Report every line in the listing that contains the string "Solar".

* * * * *

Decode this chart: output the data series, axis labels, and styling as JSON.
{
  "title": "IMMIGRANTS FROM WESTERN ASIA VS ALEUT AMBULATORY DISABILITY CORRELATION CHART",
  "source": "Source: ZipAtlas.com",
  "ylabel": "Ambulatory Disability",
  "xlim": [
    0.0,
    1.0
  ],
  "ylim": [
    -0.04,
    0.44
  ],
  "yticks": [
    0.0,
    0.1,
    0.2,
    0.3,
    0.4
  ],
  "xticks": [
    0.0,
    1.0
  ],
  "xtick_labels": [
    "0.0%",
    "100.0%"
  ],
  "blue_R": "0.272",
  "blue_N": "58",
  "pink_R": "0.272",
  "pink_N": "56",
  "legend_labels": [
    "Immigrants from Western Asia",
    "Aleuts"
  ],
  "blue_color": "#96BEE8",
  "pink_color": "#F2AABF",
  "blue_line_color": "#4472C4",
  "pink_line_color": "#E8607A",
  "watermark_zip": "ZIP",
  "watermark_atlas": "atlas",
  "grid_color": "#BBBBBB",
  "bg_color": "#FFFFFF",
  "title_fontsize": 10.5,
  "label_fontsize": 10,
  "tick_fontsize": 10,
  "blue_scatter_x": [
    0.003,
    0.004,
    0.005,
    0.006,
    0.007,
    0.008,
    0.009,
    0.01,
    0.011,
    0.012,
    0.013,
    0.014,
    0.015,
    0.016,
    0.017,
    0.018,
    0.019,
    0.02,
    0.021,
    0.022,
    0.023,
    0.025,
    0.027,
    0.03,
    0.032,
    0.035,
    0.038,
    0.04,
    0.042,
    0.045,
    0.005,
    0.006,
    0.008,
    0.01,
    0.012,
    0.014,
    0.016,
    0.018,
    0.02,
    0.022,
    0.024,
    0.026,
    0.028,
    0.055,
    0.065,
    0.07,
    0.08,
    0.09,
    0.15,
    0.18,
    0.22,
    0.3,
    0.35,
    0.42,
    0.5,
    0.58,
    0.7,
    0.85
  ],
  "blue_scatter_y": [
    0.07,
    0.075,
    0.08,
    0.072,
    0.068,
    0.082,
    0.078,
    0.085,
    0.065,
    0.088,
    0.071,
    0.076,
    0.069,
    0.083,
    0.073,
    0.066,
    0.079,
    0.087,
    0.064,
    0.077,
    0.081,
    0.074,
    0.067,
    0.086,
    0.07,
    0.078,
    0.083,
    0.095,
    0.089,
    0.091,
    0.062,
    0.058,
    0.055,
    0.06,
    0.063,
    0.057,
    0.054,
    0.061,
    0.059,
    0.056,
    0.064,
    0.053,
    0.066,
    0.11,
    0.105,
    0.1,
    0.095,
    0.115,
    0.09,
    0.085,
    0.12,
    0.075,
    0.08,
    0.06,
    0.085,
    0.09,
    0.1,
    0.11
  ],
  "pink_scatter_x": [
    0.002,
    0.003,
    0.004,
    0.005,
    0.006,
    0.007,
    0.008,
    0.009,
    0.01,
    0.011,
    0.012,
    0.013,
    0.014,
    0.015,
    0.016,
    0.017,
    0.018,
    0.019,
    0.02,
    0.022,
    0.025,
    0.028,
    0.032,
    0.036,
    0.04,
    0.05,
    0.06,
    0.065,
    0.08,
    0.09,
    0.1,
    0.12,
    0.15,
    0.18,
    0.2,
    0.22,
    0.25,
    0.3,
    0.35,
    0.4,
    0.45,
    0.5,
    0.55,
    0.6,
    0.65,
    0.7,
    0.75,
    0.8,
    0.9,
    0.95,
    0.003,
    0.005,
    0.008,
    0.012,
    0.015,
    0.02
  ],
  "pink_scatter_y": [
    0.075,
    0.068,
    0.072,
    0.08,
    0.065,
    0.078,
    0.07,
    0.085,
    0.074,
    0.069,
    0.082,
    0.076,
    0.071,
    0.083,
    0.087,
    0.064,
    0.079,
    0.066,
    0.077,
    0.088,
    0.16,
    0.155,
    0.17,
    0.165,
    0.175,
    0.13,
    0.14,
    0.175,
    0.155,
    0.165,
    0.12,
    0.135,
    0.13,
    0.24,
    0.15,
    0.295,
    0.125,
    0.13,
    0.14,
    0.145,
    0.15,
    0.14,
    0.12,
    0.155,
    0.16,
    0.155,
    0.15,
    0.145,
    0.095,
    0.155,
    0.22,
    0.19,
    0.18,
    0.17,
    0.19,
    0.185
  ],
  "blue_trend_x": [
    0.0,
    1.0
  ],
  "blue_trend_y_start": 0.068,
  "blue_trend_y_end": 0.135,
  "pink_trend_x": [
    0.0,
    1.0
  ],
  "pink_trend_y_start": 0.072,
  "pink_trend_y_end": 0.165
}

* * * * *

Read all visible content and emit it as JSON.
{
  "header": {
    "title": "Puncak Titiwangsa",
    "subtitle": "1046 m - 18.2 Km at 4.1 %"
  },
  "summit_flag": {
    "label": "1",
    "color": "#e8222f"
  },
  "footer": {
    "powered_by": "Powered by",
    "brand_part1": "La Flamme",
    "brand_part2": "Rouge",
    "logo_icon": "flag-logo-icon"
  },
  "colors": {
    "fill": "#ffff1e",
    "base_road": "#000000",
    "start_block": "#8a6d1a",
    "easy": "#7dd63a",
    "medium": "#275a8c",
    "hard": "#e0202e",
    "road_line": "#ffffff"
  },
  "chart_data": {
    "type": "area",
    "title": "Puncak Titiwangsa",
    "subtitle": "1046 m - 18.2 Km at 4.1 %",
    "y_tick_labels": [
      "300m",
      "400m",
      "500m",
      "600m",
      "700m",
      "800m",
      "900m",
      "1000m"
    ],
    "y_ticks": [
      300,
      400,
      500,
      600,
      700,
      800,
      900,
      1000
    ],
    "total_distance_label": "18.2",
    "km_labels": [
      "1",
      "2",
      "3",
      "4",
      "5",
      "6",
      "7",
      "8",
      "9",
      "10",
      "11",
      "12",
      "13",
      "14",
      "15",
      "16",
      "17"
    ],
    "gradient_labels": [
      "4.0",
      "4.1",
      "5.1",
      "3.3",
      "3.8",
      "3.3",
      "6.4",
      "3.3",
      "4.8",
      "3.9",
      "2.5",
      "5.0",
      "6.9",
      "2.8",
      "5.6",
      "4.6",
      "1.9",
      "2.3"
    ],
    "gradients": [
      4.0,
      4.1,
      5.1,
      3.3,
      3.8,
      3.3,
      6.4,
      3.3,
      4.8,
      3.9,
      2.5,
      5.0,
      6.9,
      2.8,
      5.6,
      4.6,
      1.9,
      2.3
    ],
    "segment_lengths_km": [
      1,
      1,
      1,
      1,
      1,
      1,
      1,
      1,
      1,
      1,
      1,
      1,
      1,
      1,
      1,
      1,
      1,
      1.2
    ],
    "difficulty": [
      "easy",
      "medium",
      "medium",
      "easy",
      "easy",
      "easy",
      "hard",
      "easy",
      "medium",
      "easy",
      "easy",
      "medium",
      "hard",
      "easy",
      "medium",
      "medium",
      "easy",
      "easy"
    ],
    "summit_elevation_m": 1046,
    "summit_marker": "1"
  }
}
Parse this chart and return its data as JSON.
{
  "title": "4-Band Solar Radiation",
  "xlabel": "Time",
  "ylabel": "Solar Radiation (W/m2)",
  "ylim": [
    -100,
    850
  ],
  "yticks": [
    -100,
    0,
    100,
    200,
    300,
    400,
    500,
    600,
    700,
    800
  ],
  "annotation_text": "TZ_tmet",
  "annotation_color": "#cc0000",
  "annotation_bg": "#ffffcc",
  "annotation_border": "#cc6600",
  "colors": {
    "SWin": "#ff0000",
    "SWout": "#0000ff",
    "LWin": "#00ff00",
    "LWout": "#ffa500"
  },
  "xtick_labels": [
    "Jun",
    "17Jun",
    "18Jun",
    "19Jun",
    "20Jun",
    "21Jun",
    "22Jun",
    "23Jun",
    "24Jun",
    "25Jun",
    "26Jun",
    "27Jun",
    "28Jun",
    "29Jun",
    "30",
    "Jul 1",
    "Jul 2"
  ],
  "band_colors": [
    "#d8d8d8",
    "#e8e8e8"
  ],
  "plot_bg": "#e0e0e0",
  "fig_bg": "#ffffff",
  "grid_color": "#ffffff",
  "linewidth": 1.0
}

* * * * *

- [Output below]
  "title": "4-Band Solar Radiation",
  "ylabel": "Solar Radiation (W/m2)",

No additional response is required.